What to do:
Return all of the entries exactly, with nothing added or left out.

Records to process:
----------------------------------------

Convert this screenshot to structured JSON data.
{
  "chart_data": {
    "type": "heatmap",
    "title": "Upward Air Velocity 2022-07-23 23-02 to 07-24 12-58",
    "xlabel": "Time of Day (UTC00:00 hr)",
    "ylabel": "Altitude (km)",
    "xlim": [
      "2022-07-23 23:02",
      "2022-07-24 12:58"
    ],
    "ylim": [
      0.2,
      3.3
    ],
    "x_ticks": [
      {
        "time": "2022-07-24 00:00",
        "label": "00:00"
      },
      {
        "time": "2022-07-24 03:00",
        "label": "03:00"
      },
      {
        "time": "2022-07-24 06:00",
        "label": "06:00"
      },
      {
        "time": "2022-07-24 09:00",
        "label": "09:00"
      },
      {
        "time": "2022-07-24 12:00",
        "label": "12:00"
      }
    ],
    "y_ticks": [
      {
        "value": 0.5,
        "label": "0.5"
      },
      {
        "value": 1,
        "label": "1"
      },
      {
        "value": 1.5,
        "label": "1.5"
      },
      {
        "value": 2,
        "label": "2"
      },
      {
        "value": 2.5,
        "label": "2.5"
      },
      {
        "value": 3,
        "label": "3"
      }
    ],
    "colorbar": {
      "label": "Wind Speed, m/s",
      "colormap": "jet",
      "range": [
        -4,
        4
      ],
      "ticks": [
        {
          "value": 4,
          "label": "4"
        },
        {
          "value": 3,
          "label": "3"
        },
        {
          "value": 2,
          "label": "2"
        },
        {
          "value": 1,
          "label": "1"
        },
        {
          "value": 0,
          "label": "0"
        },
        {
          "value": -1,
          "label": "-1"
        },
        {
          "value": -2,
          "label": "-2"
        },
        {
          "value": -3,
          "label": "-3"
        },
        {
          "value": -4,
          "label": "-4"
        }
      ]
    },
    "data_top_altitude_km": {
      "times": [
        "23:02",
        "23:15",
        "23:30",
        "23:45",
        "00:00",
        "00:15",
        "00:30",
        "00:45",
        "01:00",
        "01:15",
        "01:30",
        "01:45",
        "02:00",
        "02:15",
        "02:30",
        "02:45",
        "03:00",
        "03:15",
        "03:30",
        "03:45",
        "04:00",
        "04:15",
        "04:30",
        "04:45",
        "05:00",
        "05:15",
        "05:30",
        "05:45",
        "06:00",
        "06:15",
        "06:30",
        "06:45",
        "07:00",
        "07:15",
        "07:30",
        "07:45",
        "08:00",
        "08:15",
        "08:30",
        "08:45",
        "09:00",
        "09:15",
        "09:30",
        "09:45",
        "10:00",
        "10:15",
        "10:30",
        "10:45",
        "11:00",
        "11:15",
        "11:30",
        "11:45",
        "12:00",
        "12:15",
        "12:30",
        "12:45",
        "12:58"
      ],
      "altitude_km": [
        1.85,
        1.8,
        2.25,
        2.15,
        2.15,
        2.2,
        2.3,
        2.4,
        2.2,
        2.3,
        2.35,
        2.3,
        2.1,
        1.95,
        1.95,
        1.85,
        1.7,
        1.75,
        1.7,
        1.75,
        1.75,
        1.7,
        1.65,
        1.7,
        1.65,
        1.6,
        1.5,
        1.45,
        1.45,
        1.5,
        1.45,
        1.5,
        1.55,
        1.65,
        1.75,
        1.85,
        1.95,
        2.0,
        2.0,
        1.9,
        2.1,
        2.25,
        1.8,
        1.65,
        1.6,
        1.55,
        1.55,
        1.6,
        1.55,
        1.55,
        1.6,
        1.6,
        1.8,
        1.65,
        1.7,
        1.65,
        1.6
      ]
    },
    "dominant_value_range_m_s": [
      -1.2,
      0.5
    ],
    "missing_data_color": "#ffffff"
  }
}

----------------------------------------

Task answer:
Convert this screenshot to structured JSON data.
{
  "chart_data": {
    "type": "heatmap",
    "title": "Upward Air Velocity 2022-07-23 23-02 to 07-24 12-58",
    "xlabel": "Time of Day (UTC00:00 hr)",
    "ylabel": "Altitude (km)",
    "xlim": [
      "2022-07-23 23:02",
      "2022-07-24 12:58"
    ],
    "ylim": [
      0.2,
      3.3
    ],
    "x_ticks": [
      {
        "time": "2022-07-24 00:00",
        "label": "00:00"
      },
      {
        "time": "2022-07-24 03:00",
        "label": "03:00"
      },
      {
        "time": "2022-07-24 06:00",
        "label": "06:00"
      },
      {
        "time": "2022-07-24 09:00",
        "label": "09:00"
      },
      {
        "time": "2022-07-24 12:00",
        "label": "12:00"
      }
    ],
    "y_ticks": [
      {
        "value": 0.5,
        "label": "0.5"
      },
      {
        "value": 1,
        "label": "1"
      },
      {
        "value": 1.5,
        "label": "1.5"
      },
      {
        "value": 2,
        "label": "2"
      },
      {
        "value": 2.5,
        "label": "2.5"
      },
      {
        "value": 3,
        "label": "3"
      }
    ],
    "colorbar": {
      "label": "Wind Speed, m/s",
      "colormap": "jet",
      "range": [
        -4,
        4
      ],
      "ticks": [
        {
          "value": 4,
          "label": "4"
        },
        {
          "value": 3,
          "label": "3"
        },
        {
          "value": 2,
          "label": "2"
        },
        {
          "value": 1,
          "label": "1"
        },
        {
          "value": 0,
          "label": "0"
        },
        {
          "value": -1,
          "label": "-1"
        },
        {
          "value": -2,
          "label": "-2"
        },
        {
          "value": -3,
          "label": "-3"
        },
        {
          "value": -4,
          "label": "-4"
        }
      ]
    },
    "data_top_altitude_km": {
      "times": [
        "23:02",
        "23:15",
        "23:30",
        "23:45",
        "00:00",
        "00:15",
        "00:30",
        "00:45",
        "01:00",
        "01:15",
        "01:30",
        "01:45",
        "02:00",
        "02:15",
        "02:30",
        "02:45",
        "03:00",
        "03:15",
        "03:30",
        "03:45",
        "04:00",
        "04:15",
        "04:30",
        "04:45",
        "05:00",
        "05:15",
        "05:30",
        "05:45",
        "06:00",
        "06:15",
        "06:30",
        "06:45",
        "07:00",
        "07:15",
        "07:30",
        "07:45",
        "08:00",
        "08:15",
        "08:30",
        "08:45",
        "09:00",
        "09:15",
        "09:30",
        "09:45",
        "10:00",
        "10:15",
        "10:30",
        "10:45",
        "11:00",
        "11:15",
        "11:30",
        "11:45",
        "12:00",
        "12:15",
        "12:30",
        "12:45",
        "12:58"
      ],
      "altitude_km": [
        1.85,
        1.8,
        2.25,
        2.15,
        2.15,
        2.2,
        2.3,
        2.4,
        2.2,
        2.3,
        2.35,
        2.3,
        2.1,
        1.95,
        1.95,
        1.85,
        1.7,
        1.75,
        1.7,
        1.75,
        1.75,
        1.7,
        1.65,
        1.7,
        1.65,
        1.6,
        1.5,
        1.45,
        1.45,
        1.5,
        1.45,
        1.5,
        1.55,
        1.65,
        1.75,
        1.85,
        1.95,
        2.0,
        2.0,
        1.9,
        2.1,
        2.25,
        1.8,
        1.65,
        1.6,
        1.55,
        1.55,
        1.6,
        1.55,
        1.55,
        1.6,
        1.6,
        1.8,
        1.65,
        1.7,
        1.65,
        1.6
      ]
    },
    "dominant_value_range_m_s": [
      -1.2,
      0.5
    ],
    "missing_data_color": "#ffffff"
  }
}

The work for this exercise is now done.